── Exercise input ──
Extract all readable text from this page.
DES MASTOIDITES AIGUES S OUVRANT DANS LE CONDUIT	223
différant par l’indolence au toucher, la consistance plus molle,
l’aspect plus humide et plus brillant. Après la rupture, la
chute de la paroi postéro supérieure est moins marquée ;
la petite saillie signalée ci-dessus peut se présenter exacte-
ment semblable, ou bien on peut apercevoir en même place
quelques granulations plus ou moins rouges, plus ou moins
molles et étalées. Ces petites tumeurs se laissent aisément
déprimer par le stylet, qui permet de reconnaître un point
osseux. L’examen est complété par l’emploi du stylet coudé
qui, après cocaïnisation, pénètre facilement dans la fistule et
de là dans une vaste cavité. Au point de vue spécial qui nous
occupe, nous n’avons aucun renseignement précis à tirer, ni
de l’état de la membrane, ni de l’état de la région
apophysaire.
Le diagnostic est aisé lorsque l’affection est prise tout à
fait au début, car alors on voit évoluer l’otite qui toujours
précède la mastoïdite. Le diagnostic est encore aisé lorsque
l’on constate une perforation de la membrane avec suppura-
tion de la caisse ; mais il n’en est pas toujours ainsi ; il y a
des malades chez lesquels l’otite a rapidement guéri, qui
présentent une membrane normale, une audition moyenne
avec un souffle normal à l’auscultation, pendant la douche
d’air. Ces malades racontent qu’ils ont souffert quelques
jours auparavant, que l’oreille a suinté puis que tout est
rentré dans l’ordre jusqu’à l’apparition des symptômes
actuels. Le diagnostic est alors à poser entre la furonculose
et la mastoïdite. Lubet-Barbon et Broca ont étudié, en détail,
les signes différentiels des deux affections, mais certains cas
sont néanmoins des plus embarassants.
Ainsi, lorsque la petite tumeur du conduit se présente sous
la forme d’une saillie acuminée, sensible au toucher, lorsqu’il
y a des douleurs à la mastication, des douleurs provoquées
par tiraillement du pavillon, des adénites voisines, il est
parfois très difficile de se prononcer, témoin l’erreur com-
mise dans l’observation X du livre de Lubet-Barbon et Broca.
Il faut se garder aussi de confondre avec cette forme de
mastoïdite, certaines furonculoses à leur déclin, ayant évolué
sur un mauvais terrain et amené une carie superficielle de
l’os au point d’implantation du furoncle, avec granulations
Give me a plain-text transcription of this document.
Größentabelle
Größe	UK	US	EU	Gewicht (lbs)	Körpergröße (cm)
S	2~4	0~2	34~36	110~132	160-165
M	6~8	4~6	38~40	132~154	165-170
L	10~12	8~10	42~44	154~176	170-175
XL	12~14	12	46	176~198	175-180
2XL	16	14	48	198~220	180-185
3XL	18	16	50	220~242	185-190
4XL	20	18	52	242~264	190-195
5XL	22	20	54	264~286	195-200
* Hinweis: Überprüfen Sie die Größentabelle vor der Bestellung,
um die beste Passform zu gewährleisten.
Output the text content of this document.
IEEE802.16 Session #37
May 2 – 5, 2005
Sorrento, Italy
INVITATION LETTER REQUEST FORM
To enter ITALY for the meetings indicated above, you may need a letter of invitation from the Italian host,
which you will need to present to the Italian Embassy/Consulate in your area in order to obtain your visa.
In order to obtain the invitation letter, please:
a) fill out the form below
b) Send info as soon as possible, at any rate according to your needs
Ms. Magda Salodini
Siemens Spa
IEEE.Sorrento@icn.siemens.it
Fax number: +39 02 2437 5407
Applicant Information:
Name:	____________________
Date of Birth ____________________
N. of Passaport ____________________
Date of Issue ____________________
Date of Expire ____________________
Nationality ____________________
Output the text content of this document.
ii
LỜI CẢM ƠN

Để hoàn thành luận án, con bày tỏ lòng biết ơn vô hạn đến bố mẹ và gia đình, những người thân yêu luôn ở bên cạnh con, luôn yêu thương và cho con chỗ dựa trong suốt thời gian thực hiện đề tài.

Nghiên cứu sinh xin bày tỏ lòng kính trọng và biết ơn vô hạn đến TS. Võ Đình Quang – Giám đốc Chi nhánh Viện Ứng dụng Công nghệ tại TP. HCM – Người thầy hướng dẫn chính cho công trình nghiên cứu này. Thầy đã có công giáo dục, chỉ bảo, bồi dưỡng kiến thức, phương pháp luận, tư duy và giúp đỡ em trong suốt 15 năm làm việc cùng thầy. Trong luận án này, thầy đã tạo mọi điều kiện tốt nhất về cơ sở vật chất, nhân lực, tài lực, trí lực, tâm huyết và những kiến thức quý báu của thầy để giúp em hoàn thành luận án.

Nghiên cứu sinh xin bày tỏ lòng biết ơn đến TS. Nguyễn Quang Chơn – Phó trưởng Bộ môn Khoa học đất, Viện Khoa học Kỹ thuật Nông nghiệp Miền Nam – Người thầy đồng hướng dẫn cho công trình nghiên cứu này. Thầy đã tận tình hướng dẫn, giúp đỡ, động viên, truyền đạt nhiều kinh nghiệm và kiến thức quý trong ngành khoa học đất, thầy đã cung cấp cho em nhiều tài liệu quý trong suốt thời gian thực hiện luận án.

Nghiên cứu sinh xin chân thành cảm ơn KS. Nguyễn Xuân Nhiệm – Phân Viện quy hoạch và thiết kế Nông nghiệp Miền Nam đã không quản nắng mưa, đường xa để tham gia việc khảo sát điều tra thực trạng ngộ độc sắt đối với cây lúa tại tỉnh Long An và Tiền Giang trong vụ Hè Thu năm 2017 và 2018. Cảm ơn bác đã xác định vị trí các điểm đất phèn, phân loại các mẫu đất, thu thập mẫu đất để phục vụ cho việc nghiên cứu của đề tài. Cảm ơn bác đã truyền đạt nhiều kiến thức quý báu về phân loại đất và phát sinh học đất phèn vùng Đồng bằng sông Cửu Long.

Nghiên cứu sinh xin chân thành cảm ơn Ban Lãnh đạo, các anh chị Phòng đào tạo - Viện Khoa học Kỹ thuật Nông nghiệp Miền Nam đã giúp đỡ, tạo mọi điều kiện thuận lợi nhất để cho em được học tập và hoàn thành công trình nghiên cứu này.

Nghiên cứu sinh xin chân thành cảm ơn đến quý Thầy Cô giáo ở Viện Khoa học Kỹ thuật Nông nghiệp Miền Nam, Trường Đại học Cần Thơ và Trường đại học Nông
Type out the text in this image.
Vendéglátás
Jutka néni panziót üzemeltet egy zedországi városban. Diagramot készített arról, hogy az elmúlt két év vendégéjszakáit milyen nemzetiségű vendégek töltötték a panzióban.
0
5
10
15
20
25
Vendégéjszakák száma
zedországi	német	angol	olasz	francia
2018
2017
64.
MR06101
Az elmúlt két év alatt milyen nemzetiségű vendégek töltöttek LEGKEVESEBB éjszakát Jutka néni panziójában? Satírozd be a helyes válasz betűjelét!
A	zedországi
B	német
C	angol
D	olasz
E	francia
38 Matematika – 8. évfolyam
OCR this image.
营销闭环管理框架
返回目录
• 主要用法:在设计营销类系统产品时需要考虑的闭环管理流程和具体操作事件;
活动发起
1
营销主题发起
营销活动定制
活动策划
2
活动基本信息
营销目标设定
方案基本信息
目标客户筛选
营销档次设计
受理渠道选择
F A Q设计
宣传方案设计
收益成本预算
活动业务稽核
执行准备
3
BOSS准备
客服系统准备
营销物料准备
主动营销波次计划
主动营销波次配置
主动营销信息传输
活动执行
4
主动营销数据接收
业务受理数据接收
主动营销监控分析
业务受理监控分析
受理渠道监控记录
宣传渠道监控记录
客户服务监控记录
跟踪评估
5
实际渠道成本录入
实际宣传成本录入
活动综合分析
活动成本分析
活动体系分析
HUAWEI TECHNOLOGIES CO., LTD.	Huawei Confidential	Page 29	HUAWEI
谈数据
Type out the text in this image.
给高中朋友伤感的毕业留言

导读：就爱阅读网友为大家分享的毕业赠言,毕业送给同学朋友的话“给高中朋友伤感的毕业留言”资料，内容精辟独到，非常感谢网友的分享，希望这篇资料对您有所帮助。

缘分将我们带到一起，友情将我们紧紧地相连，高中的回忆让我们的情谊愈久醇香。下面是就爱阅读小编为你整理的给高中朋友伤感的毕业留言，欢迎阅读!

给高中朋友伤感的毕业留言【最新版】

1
───
Exercise instructions:
Find every line that has "vendégek" in it, then return those lines.

Full answer:
Jutka néni panziót üzemeltet egy zedországi városban. Diagramot készített arról, hogy az elmúlt két év vendégéjszakáit milyen nemzetiségű vendégek töltötték a panzióban.
Az elmúlt két év alatt milyen nemzetiségű vendégek töltöttek LEGKEVESEBB éjszakát Jutka néni panziójában? Satírozd be a helyes válasz betűjelét!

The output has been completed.